Lay out the lines from the first line of the entries through the line containing "command-name: get — [73, 258, 92, 273]" as a JSON list of strings, one string per line, with blank lines omitted.

_Element-and-box listing_.
# # #

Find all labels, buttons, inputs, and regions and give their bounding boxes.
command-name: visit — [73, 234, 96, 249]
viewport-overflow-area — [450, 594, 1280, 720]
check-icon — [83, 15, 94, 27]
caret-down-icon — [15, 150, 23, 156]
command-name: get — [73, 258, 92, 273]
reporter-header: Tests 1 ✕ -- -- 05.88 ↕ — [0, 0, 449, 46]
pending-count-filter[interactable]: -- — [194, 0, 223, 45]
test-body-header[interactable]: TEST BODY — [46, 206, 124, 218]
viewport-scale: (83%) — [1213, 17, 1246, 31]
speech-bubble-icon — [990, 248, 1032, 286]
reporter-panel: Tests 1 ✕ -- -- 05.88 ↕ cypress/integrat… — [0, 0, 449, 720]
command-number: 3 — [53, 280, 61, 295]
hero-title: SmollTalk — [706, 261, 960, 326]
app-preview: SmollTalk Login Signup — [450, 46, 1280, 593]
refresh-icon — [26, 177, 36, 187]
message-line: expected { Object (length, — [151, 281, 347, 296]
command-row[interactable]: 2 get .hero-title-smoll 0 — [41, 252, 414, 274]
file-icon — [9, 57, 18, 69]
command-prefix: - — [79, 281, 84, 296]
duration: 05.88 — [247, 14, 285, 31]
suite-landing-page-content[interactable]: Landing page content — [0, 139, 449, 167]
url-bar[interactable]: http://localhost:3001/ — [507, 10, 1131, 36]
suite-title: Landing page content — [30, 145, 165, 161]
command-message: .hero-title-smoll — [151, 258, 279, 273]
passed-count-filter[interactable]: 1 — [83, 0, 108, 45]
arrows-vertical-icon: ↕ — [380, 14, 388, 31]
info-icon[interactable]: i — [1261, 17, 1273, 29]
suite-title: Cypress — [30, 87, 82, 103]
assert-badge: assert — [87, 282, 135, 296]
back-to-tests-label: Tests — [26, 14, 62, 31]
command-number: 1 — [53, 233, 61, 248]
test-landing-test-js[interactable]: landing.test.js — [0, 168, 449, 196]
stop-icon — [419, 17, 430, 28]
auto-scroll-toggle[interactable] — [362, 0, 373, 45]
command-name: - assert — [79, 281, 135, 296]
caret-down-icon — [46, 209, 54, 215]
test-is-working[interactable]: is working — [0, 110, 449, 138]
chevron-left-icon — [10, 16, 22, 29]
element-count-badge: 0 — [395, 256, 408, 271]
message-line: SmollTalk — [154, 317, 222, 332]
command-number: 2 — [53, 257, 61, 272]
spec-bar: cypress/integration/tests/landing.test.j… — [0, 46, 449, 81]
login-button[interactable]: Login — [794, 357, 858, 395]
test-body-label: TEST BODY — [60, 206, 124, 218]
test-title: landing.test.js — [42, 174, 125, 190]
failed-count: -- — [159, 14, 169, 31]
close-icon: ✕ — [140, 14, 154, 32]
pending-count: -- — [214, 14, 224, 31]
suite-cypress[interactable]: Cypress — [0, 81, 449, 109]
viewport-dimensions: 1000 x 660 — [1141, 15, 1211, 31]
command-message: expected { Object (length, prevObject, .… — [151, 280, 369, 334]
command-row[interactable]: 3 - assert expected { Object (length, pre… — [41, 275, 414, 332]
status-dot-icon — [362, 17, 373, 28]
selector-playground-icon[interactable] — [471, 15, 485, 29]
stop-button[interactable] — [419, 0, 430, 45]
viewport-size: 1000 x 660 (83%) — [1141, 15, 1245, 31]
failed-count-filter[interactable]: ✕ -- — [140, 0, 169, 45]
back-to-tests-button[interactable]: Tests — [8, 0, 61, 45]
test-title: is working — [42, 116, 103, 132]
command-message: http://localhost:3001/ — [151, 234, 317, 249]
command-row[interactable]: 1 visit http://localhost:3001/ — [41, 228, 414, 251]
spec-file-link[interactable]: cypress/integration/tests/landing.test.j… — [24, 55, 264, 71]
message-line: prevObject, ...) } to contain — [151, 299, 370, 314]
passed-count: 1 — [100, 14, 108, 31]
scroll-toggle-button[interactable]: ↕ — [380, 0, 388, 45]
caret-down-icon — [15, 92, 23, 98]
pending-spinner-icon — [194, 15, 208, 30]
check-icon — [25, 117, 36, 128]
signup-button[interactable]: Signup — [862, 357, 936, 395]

# # #

_EXERCISE OUTPUT_.
[
  "Find all labels, buttons, inputs, and regions and give their bounding boxes.",
  "command-name: visit — [73, 234, 96, 249]",
  "viewport-overflow-area — [450, 594, 1280, 720]",
  "check-icon — [83, 15, 94, 27]",
  "caret-down-icon — [15, 150, 23, 156]",
  "command-name: get — [73, 258, 92, 273]"
]